[Problem statement] Return the full material exactly.

(Dataset entries)
····················

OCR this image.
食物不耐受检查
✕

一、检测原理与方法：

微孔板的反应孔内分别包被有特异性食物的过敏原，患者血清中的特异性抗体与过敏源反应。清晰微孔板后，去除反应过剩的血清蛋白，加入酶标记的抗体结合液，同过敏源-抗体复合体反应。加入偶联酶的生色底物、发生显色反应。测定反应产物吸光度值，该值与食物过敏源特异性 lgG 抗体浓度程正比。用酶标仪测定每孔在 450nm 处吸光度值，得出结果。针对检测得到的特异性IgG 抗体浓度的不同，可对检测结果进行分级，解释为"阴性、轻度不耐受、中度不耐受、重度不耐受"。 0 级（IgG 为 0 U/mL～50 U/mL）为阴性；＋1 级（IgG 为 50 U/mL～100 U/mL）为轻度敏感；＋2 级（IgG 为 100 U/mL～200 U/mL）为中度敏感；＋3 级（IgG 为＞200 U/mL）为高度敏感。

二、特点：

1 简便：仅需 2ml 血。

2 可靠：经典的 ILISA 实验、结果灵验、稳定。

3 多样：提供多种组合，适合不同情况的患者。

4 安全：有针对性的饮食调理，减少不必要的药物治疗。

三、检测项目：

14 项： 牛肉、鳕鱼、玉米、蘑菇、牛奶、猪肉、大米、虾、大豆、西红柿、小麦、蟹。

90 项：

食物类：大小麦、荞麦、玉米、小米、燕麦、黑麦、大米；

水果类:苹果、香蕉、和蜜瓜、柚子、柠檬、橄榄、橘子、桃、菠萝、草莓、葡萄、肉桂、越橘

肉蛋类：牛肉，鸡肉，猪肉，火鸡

····················

[Complete answer]
OCR this image.
食物不耐受检查
✕

一、检测原理与方法：

微孔板的反应孔内分别包被有特异性食物的过敏原，患者血清中的特异性抗体与过敏源反应。清晰微孔板后，去除反应过剩的血清蛋白，加入酶标记的抗体结合液，同过敏源-抗体复合体反应。加入偶联酶的生色底物、发生显色反应。测定反应产物吸光度值，该值与食物过敏源特异性 lgG 抗体浓度程正比。用酶标仪测定每孔在 450nm 处吸光度值，得出结果。针对检测得到的特异性IgG 抗体浓度的不同，可对检测结果进行分级，解释为"阴性、轻度不耐受、中度不耐受、重度不耐受"。 0 级（IgG 为 0 U/mL～50 U/mL）为阴性；＋1 级（IgG 为 50 U/mL～100 U/mL）为轻度敏感；＋2 级（IgG 为 100 U/mL～200 U/mL）为中度敏感；＋3 级（IgG 为＞200 U/mL）为高度敏感。

二、特点：

1 简便：仅需 2ml 血。

2 可靠：经典的 ILISA 实验、结果灵验、稳定。

3 多样：提供多种组合，适合不同情况的患者。

4 安全：有针对性的饮食调理，减少不必要的药物治疗。

三、检测项目：

14 项： 牛肉、鳕鱼、玉米、蘑菇、牛奶、猪肉、大米、虾、大豆、西红柿、小麦、蟹。

90 项：

食物类：大小麦、荞麦、玉米、小米、燕麦、黑麦、大米；

水果类:苹果、香蕉、和蜜瓜、柚子、柠檬、橄榄、橘子、桃、菠萝、草莓、葡萄、肉桂、越橘

肉蛋类：牛肉，鸡肉，猪肉，火鸡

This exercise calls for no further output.